| Problem to work on |
Every entry that follows should be reproduced exactly.

..............................

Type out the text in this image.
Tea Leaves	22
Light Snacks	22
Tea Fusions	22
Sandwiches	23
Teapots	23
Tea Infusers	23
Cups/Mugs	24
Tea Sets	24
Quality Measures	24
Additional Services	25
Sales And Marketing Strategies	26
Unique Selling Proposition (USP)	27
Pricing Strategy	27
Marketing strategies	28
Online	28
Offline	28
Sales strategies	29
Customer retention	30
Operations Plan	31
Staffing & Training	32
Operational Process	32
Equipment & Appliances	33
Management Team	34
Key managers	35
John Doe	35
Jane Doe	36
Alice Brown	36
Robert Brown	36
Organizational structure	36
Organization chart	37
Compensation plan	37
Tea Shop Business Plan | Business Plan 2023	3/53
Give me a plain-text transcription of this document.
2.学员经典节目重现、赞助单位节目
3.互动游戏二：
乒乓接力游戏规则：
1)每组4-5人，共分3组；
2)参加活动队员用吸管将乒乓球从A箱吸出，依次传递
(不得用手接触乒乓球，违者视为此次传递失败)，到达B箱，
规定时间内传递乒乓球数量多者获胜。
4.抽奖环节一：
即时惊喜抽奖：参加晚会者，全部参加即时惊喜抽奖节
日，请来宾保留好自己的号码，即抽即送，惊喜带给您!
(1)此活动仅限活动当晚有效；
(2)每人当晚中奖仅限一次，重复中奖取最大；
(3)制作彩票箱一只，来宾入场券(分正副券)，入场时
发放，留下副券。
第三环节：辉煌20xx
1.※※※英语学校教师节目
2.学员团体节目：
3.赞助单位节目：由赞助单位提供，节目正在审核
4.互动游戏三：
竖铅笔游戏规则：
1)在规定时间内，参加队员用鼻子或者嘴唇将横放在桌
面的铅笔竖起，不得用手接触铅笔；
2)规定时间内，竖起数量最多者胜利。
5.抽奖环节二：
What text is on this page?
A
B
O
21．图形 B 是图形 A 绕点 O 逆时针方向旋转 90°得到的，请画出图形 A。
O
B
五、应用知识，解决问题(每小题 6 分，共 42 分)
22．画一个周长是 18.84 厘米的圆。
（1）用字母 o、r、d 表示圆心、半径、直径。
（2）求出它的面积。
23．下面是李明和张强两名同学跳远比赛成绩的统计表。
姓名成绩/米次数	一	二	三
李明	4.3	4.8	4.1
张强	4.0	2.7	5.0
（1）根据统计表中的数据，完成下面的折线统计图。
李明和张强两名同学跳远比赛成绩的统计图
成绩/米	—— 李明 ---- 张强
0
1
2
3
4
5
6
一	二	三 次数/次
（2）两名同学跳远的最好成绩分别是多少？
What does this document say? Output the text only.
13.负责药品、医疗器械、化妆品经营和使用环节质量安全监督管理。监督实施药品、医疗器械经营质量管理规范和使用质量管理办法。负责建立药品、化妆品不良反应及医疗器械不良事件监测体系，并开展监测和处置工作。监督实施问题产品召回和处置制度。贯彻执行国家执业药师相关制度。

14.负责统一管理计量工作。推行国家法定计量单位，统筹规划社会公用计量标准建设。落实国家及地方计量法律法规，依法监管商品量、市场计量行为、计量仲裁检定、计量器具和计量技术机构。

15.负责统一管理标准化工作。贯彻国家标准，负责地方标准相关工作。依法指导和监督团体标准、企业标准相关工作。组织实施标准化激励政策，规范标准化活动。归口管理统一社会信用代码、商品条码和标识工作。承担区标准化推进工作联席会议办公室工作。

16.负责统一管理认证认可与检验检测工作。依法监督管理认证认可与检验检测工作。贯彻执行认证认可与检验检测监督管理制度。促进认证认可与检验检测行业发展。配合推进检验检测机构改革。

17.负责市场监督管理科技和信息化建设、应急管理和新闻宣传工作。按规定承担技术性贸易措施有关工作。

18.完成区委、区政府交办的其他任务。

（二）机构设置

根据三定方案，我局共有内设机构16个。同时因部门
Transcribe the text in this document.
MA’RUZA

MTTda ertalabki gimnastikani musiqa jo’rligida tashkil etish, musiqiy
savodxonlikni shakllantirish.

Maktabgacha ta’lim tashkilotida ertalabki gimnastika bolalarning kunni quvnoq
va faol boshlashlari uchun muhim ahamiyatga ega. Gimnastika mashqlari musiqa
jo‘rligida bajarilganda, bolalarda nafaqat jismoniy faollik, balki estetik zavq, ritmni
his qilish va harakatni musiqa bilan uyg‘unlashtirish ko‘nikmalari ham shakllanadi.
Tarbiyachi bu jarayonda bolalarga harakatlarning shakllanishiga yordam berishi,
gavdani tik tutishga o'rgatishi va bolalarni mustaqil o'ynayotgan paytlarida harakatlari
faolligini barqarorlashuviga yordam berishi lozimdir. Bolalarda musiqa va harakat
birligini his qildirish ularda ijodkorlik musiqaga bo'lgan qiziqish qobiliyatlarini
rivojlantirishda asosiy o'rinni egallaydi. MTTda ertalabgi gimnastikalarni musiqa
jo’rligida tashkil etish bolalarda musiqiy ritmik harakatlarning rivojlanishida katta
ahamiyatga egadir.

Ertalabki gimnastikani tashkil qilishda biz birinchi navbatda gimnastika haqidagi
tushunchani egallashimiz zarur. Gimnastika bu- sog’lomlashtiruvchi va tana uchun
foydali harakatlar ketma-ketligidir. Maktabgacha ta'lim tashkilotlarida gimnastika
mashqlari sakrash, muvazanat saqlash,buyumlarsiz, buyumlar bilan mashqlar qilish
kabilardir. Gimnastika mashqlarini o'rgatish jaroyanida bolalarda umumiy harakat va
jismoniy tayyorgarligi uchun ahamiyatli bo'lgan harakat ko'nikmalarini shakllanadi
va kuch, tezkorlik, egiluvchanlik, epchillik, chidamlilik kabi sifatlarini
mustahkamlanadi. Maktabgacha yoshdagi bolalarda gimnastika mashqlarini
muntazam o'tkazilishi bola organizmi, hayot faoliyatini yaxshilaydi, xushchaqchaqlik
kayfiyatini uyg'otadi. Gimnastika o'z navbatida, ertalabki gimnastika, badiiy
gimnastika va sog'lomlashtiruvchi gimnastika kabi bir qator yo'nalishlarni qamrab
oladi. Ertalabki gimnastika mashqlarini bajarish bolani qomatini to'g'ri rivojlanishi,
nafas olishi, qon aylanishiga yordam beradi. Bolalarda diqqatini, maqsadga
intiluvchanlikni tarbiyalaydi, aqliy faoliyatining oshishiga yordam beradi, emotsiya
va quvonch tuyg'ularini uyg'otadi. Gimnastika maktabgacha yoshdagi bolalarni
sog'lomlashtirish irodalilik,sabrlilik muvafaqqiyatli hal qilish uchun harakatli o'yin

..............................

| Answer for the task |
Type out the text in this image.
Tea Leaves	22
Light Snacks	22
Tea Fusions	22
Sandwiches	23
Teapots	23
Tea Infusers	23
Cups/Mugs	24
Tea Sets	24
Quality Measures	24
Additional Services	25
Sales And Marketing Strategies	26
Unique Selling Proposition (USP)	27
Pricing Strategy	27
Marketing strategies	28
Online	28
Offline	28
Sales strategies	29
Customer retention	30
Operations Plan	31
Staffing & Training	32
Operational Process	32
Equipment & Appliances	33
Management Team	34
Key managers	35
John Doe	35
Jane Doe	36
Alice Brown	36
Robert Brown	36
Organizational structure	36
Organization chart	37
Compensation plan	37
Tea Shop Business Plan | Business Plan 2023	3/53
Give me a plain-text transcription of this document.
2.学员经典节目重现、赞助单位节目
3.互动游戏二：
乒乓接力游戏规则：
1)每组4-5人，共分3组；
2)参加活动队员用吸管将乒乓球从A箱吸出，依次传递
(不得用手接触乒乓球，违者视为此次传递失败)，到达B箱，
规定时间内传递乒乓球数量多者获胜。
4.抽奖环节一：
即时惊喜抽奖：参加晚会者，全部参加即时惊喜抽奖节
日，请来宾保留好自己的号码，即抽即送，惊喜带给您!
(1)此活动仅限活动当晚有效；
(2)每人当晚中奖仅限一次，重复中奖取最大；
(3)制作彩票箱一只，来宾入场券(分正副券)，入场时
发放，留下副券。
第三环节：辉煌20xx
1.※※※英语学校教师节目
2.学员团体节目：
3.赞助单位节目：由赞助单位提供，节目正在审核
4.互动游戏三：
竖铅笔游戏规则：
1)在规定时间内，参加队员用鼻子或者嘴唇将横放在桌
面的铅笔竖起，不得用手接触铅笔；
2)规定时间内，竖起数量最多者胜利。
5.抽奖环节二：
What text is on this page?
A
B
O
21．图形 B 是图形 A 绕点 O 逆时针方向旋转 90°得到的，请画出图形 A。
O
B
五、应用知识，解决问题(每小题 6 分，共 42 分)
22．画一个周长是 18.84 厘米的圆。
（1）用字母 o、r、d 表示圆心、半径、直径。
（2）求出它的面积。
23．下面是李明和张强两名同学跳远比赛成绩的统计表。
姓名成绩/米次数	一	二	三
李明	4.3	4.8	4.1
张强	4.0	2.7	5.0
（1）根据统计表中的数据，完成下面的折线统计图。
李明和张强两名同学跳远比赛成绩的统计图
成绩/米	—— 李明 ---- 张强
0
1
2
3
4
5
6
一	二	三 次数/次
（2）两名同学跳远的最好成绩分别是多少？
What does this document say? Output the text only.
13.负责药品、医疗器械、化妆品经营和使用环节质量安全监督管理。监督实施药品、医疗器械经营质量管理规范和使用质量管理办法。负责建立药品、化妆品不良反应及医疗器械不良事件监测体系，并开展监测和处置工作。监督实施问题产品召回和处置制度。贯彻执行国家执业药师相关制度。

14.负责统一管理计量工作。推行国家法定计量单位，统筹规划社会公用计量标准建设。落实国家及地方计量法律法规，依法监管商品量、市场计量行为、计量仲裁检定、计量器具和计量技术机构。

15.负责统一管理标准化工作。贯彻国家标准，负责地方标准相关工作。依法指导和监督团体标准、企业标准相关工作。组织实施标准化激励政策，规范标准化活动。归口管理统一社会信用代码、商品条码和标识工作。承担区标准化推进工作联席会议办公室工作。

16.负责统一管理认证认可与检验检测工作。依法监督管理认证认可与检验检测工作。贯彻执行认证认可与检验检测监督管理制度。促进认证认可与检验检测行业发展。配合推进检验检测机构改革。

17.负责市场监督管理科技和信息化建设、应急管理和新闻宣传工作。按规定承担技术性贸易措施有关工作。

18.完成区委、区政府交办的其他任务。

（二）机构设置

根据三定方案，我局共有内设机构16个。同时因部门
Transcribe the text in this document.
MA’RUZA

MTTda ertalabki gimnastikani musiqa jo’rligida tashkil etish, musiqiy
savodxonlikni shakllantirish.

Maktabgacha ta’lim tashkilotida ertalabki gimnastika bolalarning kunni quvnoq
va faol boshlashlari uchun muhim ahamiyatga ega. Gimnastika mashqlari musiqa
jo‘rligida bajarilganda, bolalarda nafaqat jismoniy faollik, balki estetik zavq, ritmni
his qilish va harakatni musiqa bilan uyg‘unlashtirish ko‘nikmalari ham shakllanadi.
Tarbiyachi bu jarayonda bolalarga harakatlarning shakllanishiga yordam berishi,
gavdani tik tutishga o'rgatishi va bolalarni mustaqil o'ynayotgan paytlarida harakatlari
faolligini barqarorlashuviga yordam berishi lozimdir. Bolalarda musiqa va harakat
birligini his qildirish ularda ijodkorlik musiqaga bo'lgan qiziqish qobiliyatlarini
rivojlantirishda asosiy o'rinni egallaydi. MTTda ertalabgi gimnastikalarni musiqa
jo’rligida tashkil etish bolalarda musiqiy ritmik harakatlarning rivojlanishida katta
ahamiyatga egadir.

Ertalabki gimnastikani tashkil qilishda biz birinchi navbatda gimnastika haqidagi
tushunchani egallashimiz zarur. Gimnastika bu- sog’lomlashtiruvchi va tana uchun
foydali harakatlar ketma-ketligidir. Maktabgacha ta'lim tashkilotlarida gimnastika
mashqlari sakrash, muvazanat saqlash,buyumlarsiz, buyumlar bilan mashqlar qilish
kabilardir. Gimnastika mashqlarini o'rgatish jaroyanida bolalarda umumiy harakat va
jismoniy tayyorgarligi uchun ahamiyatli bo'lgan harakat ko'nikmalarini shakllanadi
va kuch, tezkorlik, egiluvchanlik, epchillik, chidamlilik kabi sifatlarini
mustahkamlanadi. Maktabgacha yoshdagi bolalarda gimnastika mashqlarini
muntazam o'tkazilishi bola organizmi, hayot faoliyatini yaxshilaydi, xushchaqchaqlik
kayfiyatini uyg'otadi. Gimnastika o'z navbatida, ertalabki gimnastika, badiiy
gimnastika va sog'lomlashtiruvchi gimnastika kabi bir qator yo'nalishlarni qamrab
oladi. Ertalabki gimnastika mashqlarini bajarish bolani qomatini to'g'ri rivojlanishi,
nafas olishi, qon aylanishiga yordam beradi. Bolalarda diqqatini, maqsadga
intiluvchanlikni tarbiyalaydi, aqliy faoliyatining oshishiga yordam beradi, emotsiya
va quvonch tuyg'ularini uyg'otadi. Gimnastika maktabgacha yoshdagi bolalarni
sog'lomlashtirish irodalilik,sabrlilik muvafaqqiyatli hal qilish uchun harakatli o'yin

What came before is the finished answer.